SOURCE PASSAGE ▸
start

Custom processors are Javascript scripts that you can run which allow you to transform data either before or after it's processed by Chain.io.
With a little bit of coding experience, you can use custom processors to make powerful enhancements to your flows to help with specific use cases like:
- adding or removing fields
- augmenting data with custom calculations
- making adjustments to data formats
- running extra validations
Types of Custom Processors
The are two type of custom processors, and they work the same way.
A pre-processor runs on the data in between when Chain.io receives it from the source and when your Source File Type adapter runs. Use this to alter or augment data before it runs through the processing engine.
A post-processor runs on the data in between when the Destination File Type adapter runs and when the data is delivered to its final location. Use this to alter or augment data after it runs through the processing engine.
How To Add A Custom Processor
You add Custom Processors by adding code in the Custom Processors section of the Edit Flow Screen. There is a separate data entry box for the pre-processor and post-processor. When you deploy the flow, the custom processor will be automatically invoked at the appropriate time during the flow execution.
How to Write A Custom Processor
Custom processors are scripts written in Javascript. They run in a sandboxed Node.js environment running Node 14 or higher. You write your code using normal Node.js javascript conventions with the following special exceptions:
- You cannot write asynchronous code, async/await and Promises are not allowed.
- You cannot require or import libraries.
- Your code must execute within 30 seconds or it will be terminated resulting in a failure state.
- You cannot use scheduling functions such as setTimeout or setInterval.
- You cannot access the Symbol object or it's related functions.
- Your code must be less than or equal to 10,000 characters in total. This limit is per custom processor so you can include both a 10,000 character pre-processor and a 10,000 character post-processor in the same flow setup.

end

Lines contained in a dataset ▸
start

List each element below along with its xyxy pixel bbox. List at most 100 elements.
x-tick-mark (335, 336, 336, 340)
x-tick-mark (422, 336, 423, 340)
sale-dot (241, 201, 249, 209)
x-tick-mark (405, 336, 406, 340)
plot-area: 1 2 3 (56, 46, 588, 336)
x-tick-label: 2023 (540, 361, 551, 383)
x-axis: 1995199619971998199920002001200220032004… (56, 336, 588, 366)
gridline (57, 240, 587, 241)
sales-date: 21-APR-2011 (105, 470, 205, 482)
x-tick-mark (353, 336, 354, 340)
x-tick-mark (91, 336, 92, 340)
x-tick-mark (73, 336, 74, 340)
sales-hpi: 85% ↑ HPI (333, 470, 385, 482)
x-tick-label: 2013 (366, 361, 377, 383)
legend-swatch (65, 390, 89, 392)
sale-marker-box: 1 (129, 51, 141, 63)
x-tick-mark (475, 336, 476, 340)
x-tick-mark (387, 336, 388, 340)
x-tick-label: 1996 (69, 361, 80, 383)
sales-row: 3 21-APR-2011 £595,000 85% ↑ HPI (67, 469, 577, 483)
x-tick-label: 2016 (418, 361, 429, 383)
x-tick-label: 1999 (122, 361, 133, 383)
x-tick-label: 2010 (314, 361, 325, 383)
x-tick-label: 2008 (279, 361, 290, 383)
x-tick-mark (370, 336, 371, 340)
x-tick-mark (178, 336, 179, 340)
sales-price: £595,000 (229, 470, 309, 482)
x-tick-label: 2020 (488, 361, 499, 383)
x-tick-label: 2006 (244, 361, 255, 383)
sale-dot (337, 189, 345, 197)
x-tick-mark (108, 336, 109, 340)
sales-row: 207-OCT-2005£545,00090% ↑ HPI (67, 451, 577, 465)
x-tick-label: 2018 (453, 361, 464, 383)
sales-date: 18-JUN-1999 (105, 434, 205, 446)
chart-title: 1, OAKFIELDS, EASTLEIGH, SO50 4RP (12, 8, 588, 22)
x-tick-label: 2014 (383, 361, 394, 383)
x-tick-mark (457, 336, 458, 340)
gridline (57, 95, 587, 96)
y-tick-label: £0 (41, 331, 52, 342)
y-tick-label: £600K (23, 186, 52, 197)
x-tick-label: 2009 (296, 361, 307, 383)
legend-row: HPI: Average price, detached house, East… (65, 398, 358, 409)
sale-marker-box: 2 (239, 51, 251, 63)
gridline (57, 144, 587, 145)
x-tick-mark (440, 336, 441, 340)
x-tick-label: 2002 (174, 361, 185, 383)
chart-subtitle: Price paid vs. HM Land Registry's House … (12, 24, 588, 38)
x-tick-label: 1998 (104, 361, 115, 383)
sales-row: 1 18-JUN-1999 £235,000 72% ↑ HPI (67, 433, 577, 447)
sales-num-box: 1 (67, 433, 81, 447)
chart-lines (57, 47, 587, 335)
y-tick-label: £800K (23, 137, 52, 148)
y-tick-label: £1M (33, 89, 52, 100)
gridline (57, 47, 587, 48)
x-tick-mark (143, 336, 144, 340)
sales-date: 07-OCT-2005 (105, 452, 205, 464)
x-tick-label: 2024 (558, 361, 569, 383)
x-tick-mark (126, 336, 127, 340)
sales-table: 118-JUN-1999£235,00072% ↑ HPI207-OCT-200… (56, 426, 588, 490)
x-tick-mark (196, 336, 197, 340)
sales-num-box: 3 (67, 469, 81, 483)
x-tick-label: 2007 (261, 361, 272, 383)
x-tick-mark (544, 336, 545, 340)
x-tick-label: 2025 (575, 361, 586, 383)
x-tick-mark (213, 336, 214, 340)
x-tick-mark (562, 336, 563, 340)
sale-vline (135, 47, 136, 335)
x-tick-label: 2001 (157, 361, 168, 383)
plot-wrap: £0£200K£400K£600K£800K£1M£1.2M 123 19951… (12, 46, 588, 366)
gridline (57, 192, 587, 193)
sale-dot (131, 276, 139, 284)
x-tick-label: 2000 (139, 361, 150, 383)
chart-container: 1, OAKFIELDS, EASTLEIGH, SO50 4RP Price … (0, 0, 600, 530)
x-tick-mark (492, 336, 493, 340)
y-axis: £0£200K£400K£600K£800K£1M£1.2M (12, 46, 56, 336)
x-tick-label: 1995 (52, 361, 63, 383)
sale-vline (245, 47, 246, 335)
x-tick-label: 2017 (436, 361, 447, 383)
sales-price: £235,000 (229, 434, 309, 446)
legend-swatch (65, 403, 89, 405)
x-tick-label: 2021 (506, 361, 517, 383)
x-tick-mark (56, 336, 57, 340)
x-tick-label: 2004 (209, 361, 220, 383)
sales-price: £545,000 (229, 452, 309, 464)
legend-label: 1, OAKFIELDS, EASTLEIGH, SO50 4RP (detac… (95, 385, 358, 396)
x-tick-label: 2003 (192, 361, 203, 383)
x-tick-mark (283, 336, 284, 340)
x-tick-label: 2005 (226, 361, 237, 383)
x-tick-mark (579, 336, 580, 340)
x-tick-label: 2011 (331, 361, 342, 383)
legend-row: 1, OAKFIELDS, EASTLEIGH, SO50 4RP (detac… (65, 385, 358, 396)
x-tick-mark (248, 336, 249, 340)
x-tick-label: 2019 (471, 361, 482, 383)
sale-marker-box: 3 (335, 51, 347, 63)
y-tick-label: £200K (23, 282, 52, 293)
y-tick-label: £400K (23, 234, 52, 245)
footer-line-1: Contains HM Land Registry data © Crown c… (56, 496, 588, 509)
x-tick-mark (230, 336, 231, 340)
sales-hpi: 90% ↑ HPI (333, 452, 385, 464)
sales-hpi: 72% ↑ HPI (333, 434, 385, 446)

end

PROBLEMS AND TASKS ▸
1. Rewrite the custom processors page starting at "How to Write" and ending at "or import libraries.", using "modules" in place of "libraries".
2. According to the custom processors page, how long can custom processor code run before it is terminated?
Rely on the custom processors page alone, without drawing on the lines.

RESULTS FOR THE EXERCISE ▸
1.
How to Write A Custom Processor
Custom processors are scripts written in Javascript. They run in a sandboxed Node.js environment running Node 14 or higher. You write your code using normal Node.js javascript conventions with the following special exceptions:
- You cannot write asynchronous code, async/await and Promises are not allowed.
- You cannot require or import modules.

2. 30 seconds